• _Stated task_:
Look through the records below and collect all lines that hold the string "Ultra".

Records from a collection
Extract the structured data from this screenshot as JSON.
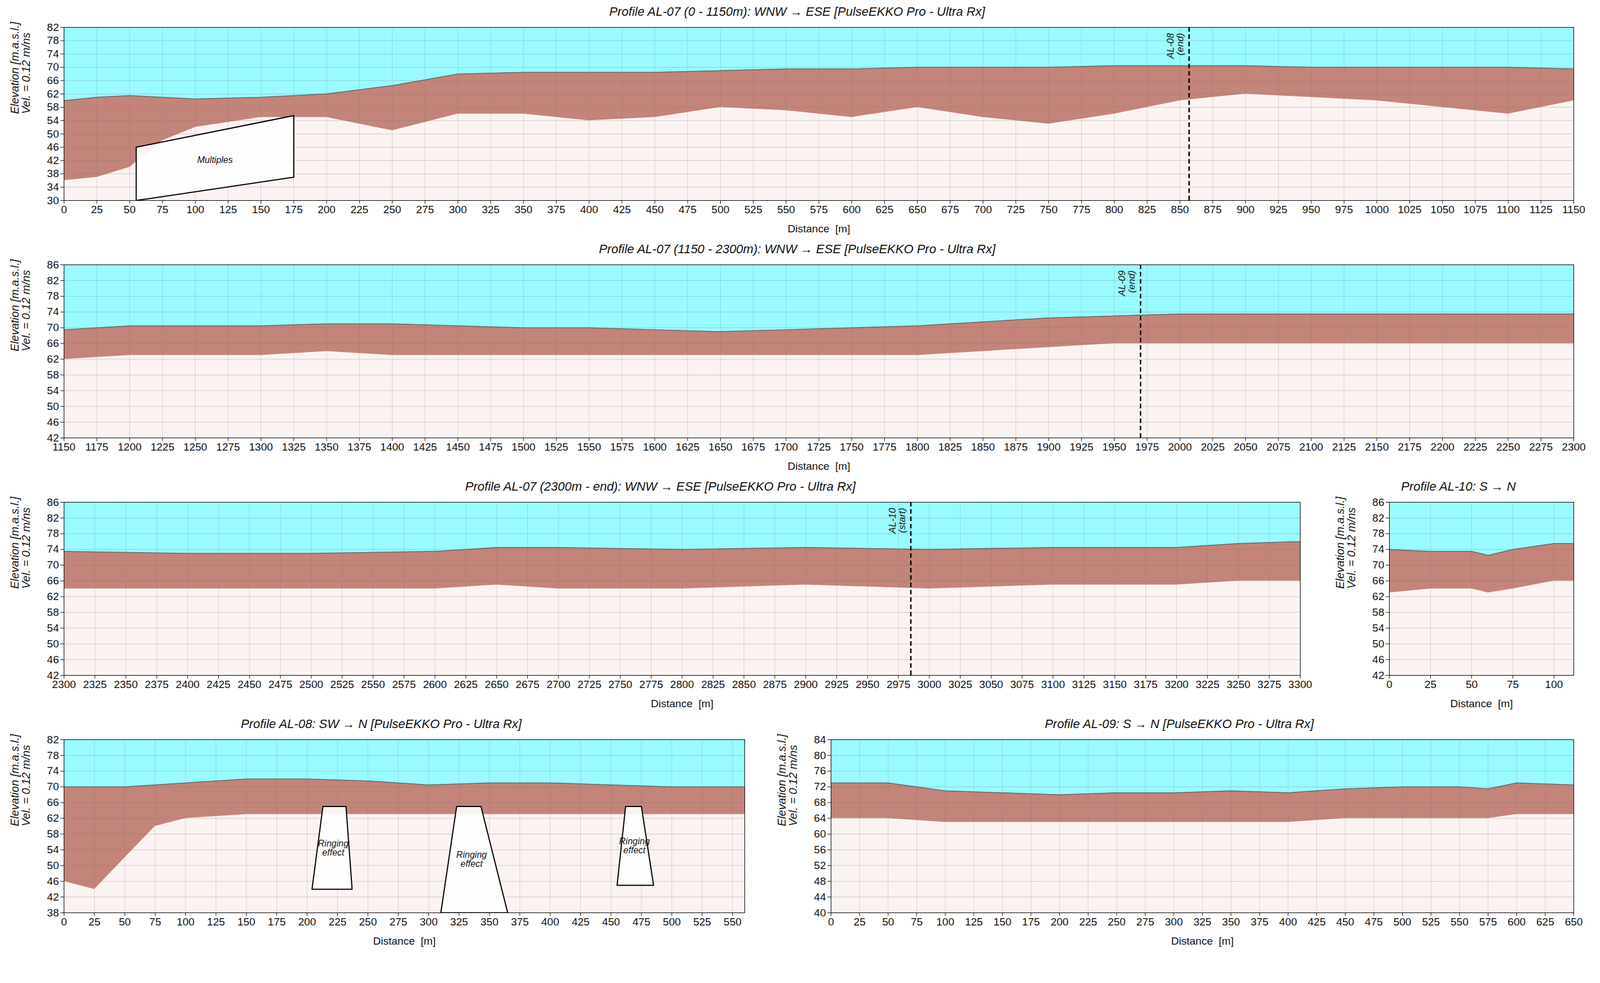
{
  "chart_data": [
    {
      "type": "area",
      "title": "Profile AL-07 (0 - 1150m): WNW → ESE [PulseEKKO Pro - Ultra Rx]",
      "xlabel": "Distance  [m]",
      "ylabel": [
        "Elevation [m.a.s.l.]",
        "Vel. = 0.12 m/ns"
      ],
      "color": "#99fbff",
      "grid": true,
      "xlim": [
        0,
        1150
      ],
      "ylim": [
        30,
        82
      ],
      "xticks": [
        0,
        25,
        50,
        75,
        100,
        125,
        150,
        175,
        200,
        225,
        250,
        275,
        300,
        325,
        350,
        375,
        400,
        425,
        450,
        475,
        500,
        525,
        550,
        575,
        600,
        625,
        650,
        675,
        700,
        725,
        750,
        775,
        800,
        825,
        850,
        875,
        900,
        925,
        950,
        975,
        1000,
        1025,
        1050,
        1075,
        1100,
        1125,
        1150
      ],
      "yticks": [
        30,
        34,
        38,
        42,
        46,
        50,
        54,
        58,
        62,
        66,
        70,
        74,
        78,
        82
      ],
      "x": [
        0,
        25,
        50,
        75,
        100,
        150,
        200,
        250,
        300,
        350,
        400,
        450,
        500,
        550,
        600,
        650,
        700,
        750,
        800,
        850,
        900,
        950,
        1000,
        1050,
        1100,
        1150
      ],
      "surface": {
        "color": "#666666",
        "values": [
          60,
          61,
          61.5,
          61,
          60.5,
          61,
          62,
          64.5,
          68,
          68.5,
          68.5,
          68.5,
          69,
          69.5,
          69.5,
          70,
          70,
          70,
          70.5,
          70.5,
          70.5,
          70,
          70,
          70,
          70,
          69.5
        ]
      },
      "reflection_base": {
        "color": "#9e3a2c",
        "values": [
          36,
          37,
          40,
          48,
          52,
          55,
          55,
          51,
          56,
          56,
          54,
          55,
          58,
          57,
          55,
          58,
          55,
          53,
          56,
          60,
          62,
          61,
          60,
          58,
          56,
          60
        ]
      },
      "markers": [
        {
          "x": 857,
          "label": "AL-08 (end)"
        }
      ],
      "regions": [
        {
          "label": "Multiples",
          "points": [
            [
              55,
              46
            ],
            [
              175,
              55.5
            ],
            [
              175,
              37
            ],
            [
              55,
              30
            ]
          ]
        }
      ]
    },
    {
      "type": "area",
      "title": "Profile AL-07 (1150 - 2300m): WNW → ESE [PulseEKKO Pro - Ultra Rx]",
      "xlabel": "Distance  [m]",
      "ylabel": [
        "Elevation [m.a.s.l.]",
        "Vel. = 0.12 m/ns"
      ],
      "color": "#99fbff",
      "grid": true,
      "xlim": [
        1150,
        2300
      ],
      "ylim": [
        42,
        86
      ],
      "xticks": [
        1150,
        1175,
        1200,
        1225,
        1250,
        1275,
        1300,
        1325,
        1350,
        1375,
        1400,
        1425,
        1450,
        1475,
        1500,
        1525,
        1550,
        1575,
        1600,
        1625,
        1650,
        1675,
        1700,
        1725,
        1750,
        1775,
        1800,
        1825,
        1850,
        1875,
        1900,
        1925,
        1950,
        1975,
        2000,
        2025,
        2050,
        2075,
        2100,
        2125,
        2150,
        2175,
        2200,
        2225,
        2250,
        2275,
        2300
      ],
      "yticks": [
        42,
        46,
        50,
        54,
        58,
        62,
        66,
        70,
        74,
        78,
        82,
        86
      ],
      "x": [
        1150,
        1200,
        1250,
        1300,
        1350,
        1400,
        1450,
        1500,
        1550,
        1600,
        1650,
        1700,
        1750,
        1800,
        1850,
        1900,
        1950,
        2000,
        2050,
        2100,
        2150,
        2200,
        2250,
        2300
      ],
      "surface": {
        "color": "#666666",
        "values": [
          69.5,
          70.5,
          70.5,
          70.5,
          71,
          71,
          70.5,
          70,
          70,
          69.5,
          69,
          69.5,
          70,
          70.5,
          71.5,
          72.5,
          73,
          73.5,
          73.5,
          73.5,
          73.5,
          73.5,
          73.5,
          73.5
        ]
      },
      "reflection_base": {
        "color": "#9e3a2c",
        "values": [
          62,
          63,
          63,
          63,
          64,
          63,
          63,
          63,
          63,
          63,
          63,
          63,
          63,
          63,
          64,
          65,
          66,
          66,
          66,
          66,
          66,
          66,
          66,
          66
        ]
      },
      "markers": [
        {
          "x": 1970,
          "label": "AL-09 (end)"
        }
      ],
      "regions": []
    },
    {
      "type": "area",
      "title": "Profile AL-07 (2300m - end): WNW → ESE [PulseEKKO Pro - Ultra Rx]",
      "xlabel": "Distance  [m]",
      "ylabel": [
        "Elevation [m.a.s.l.]",
        "Vel. = 0.12 m/ns"
      ],
      "color": "#99fbff",
      "grid": true,
      "xlim": [
        2300,
        3300
      ],
      "ylim": [
        42,
        86
      ],
      "xticks": [
        2300,
        2325,
        2350,
        2375,
        2400,
        2425,
        2450,
        2475,
        2500,
        2525,
        2550,
        2575,
        2600,
        2625,
        2650,
        2675,
        2700,
        2725,
        2750,
        2775,
        2800,
        2825,
        2850,
        2875,
        2900,
        2925,
        2950,
        2975,
        3000,
        3025,
        3050,
        3075,
        3100,
        3125,
        3150,
        3175,
        3200,
        3225,
        3250,
        3275,
        3300
      ],
      "yticks": [
        42,
        46,
        50,
        54,
        58,
        62,
        66,
        70,
        74,
        78,
        82,
        86
      ],
      "x": [
        2300,
        2400,
        2500,
        2600,
        2650,
        2700,
        2800,
        2900,
        3000,
        3100,
        3200,
        3250,
        3300
      ],
      "surface": {
        "color": "#666666",
        "values": [
          73.5,
          73,
          73,
          73.5,
          74.5,
          74.5,
          74,
          74.5,
          74,
          74.5,
          74.5,
          75.5,
          76
        ]
      },
      "reflection_base": {
        "color": "#9e3a2c",
        "values": [
          64,
          64,
          64,
          64,
          65,
          64,
          64,
          65,
          64,
          65,
          65,
          66,
          66
        ]
      },
      "markers": [
        {
          "x": 2985,
          "label": "AL-10 (start)"
        }
      ],
      "regions": []
    },
    {
      "type": "area",
      "title": "Profile AL-10: S → N",
      "xlabel": "Distance  [m]",
      "ylabel": [
        "Elevation [m.a.s.l.]",
        "Vel. = 0.12 m/ns"
      ],
      "color": "#99fbff",
      "grid": true,
      "xlim": [
        0,
        112
      ],
      "ylim": [
        42,
        86
      ],
      "xticks": [
        0,
        25,
        50,
        75,
        100
      ],
      "yticks": [
        42,
        46,
        50,
        54,
        58,
        62,
        66,
        70,
        74,
        78,
        82,
        86
      ],
      "x": [
        0,
        25,
        50,
        60,
        75,
        100,
        112
      ],
      "surface": {
        "color": "#666666",
        "values": [
          74,
          73.5,
          73.5,
          72.5,
          74,
          75.5,
          75.5
        ]
      },
      "reflection_base": {
        "color": "#9e3a2c",
        "values": [
          63,
          64,
          64,
          63,
          64,
          66,
          66
        ]
      },
      "markers": [],
      "regions": []
    },
    {
      "type": "area",
      "title": "Profile AL-08: SW → N [PulseEKKO Pro - Ultra Rx]",
      "xlabel": "Distance  [m]",
      "ylabel": [
        "Elevation [m.a.s.l.]",
        "Vel. = 0.12 m/ns"
      ],
      "color": "#99fbff",
      "grid": true,
      "xlim": [
        0,
        560
      ],
      "ylim": [
        38,
        82
      ],
      "xticks": [
        0,
        25,
        50,
        75,
        100,
        125,
        150,
        175,
        200,
        225,
        250,
        275,
        300,
        325,
        350,
        375,
        400,
        425,
        450,
        475,
        500,
        525,
        550
      ],
      "yticks": [
        38,
        42,
        46,
        50,
        54,
        58,
        62,
        66,
        70,
        74,
        78,
        82
      ],
      "x": [
        0,
        25,
        50,
        75,
        100,
        150,
        200,
        250,
        300,
        350,
        400,
        450,
        500,
        560
      ],
      "surface": {
        "color": "#666666",
        "values": [
          70,
          70,
          70,
          70.5,
          71,
          72,
          72,
          71.5,
          70.5,
          71,
          71,
          70.5,
          70,
          70
        ]
      },
      "reflection_base": {
        "color": "#9e3a2c",
        "values": [
          46,
          44,
          52,
          60,
          62,
          63,
          63,
          63,
          63,
          63,
          63,
          63,
          63,
          63
        ]
      },
      "markers": [],
      "regions": [
        {
          "label": "Ringing effect",
          "points": [
            [
              213,
              65
            ],
            [
              232,
              65
            ],
            [
              237,
              44
            ],
            [
              204,
              44
            ]
          ]
        },
        {
          "label": "Ringing effect",
          "points": [
            [
              323,
              65
            ],
            [
              343,
              65
            ],
            [
              365,
              38
            ],
            [
              310,
              38
            ]
          ]
        },
        {
          "label": "Ringing effect",
          "points": [
            [
              462,
              65
            ],
            [
              475,
              65
            ],
            [
              485,
              45
            ],
            [
              455,
              45
            ]
          ]
        }
      ]
    },
    {
      "type": "area",
      "title": "Profile AL-09: S → N [PulseEKKO Pro - Ultra Rx]",
      "xlabel": "Distance  [m]",
      "ylabel": [
        "Elevation [m.a.s.l.]",
        "Vel. = 0.12 m/ns"
      ],
      "color": "#99fbff",
      "grid": true,
      "xlim": [
        0,
        650
      ],
      "ylim": [
        40,
        84
      ],
      "xticks": [
        0,
        25,
        50,
        75,
        100,
        125,
        150,
        175,
        200,
        225,
        250,
        275,
        300,
        325,
        350,
        375,
        400,
        425,
        450,
        475,
        500,
        525,
        550,
        575,
        600,
        625,
        650
      ],
      "yticks": [
        40,
        44,
        48,
        52,
        56,
        60,
        64,
        68,
        72,
        76,
        80,
        84
      ],
      "x": [
        0,
        50,
        100,
        150,
        200,
        250,
        300,
        350,
        400,
        450,
        500,
        550,
        575,
        600,
        650
      ],
      "surface": {
        "color": "#666666",
        "values": [
          73,
          73,
          71,
          70.5,
          70,
          70.5,
          70.5,
          71,
          70.5,
          71.5,
          72,
          72,
          71.5,
          73,
          72.5
        ]
      },
      "reflection_base": {
        "color": "#9e3a2c",
        "values": [
          64,
          64,
          63,
          63,
          63,
          63,
          63,
          63,
          63,
          64,
          64,
          64,
          64,
          65,
          65
        ]
      },
      "markers": [],
      "regions": []
    }
  ]
}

• _Answer to this exercise_:
      "title": "Profile AL-07 (0 - 1150m): WNW → ESE [PulseEKKO Pro - Ultra Rx]",
      "title": "Profile AL-07 (1150 - 2300m): WNW → ESE [PulseEKKO Pro - Ultra Rx]",
      "title": "Profile AL-07 (2300m - end): WNW → ESE [PulseEKKO Pro - Ultra Rx]",
      "title": "Profile AL-08: SW → N [PulseEKKO Pro - Ultra Rx]",
      "title": "Profile AL-09: S → N [PulseEKKO Pro - Ultra Rx]",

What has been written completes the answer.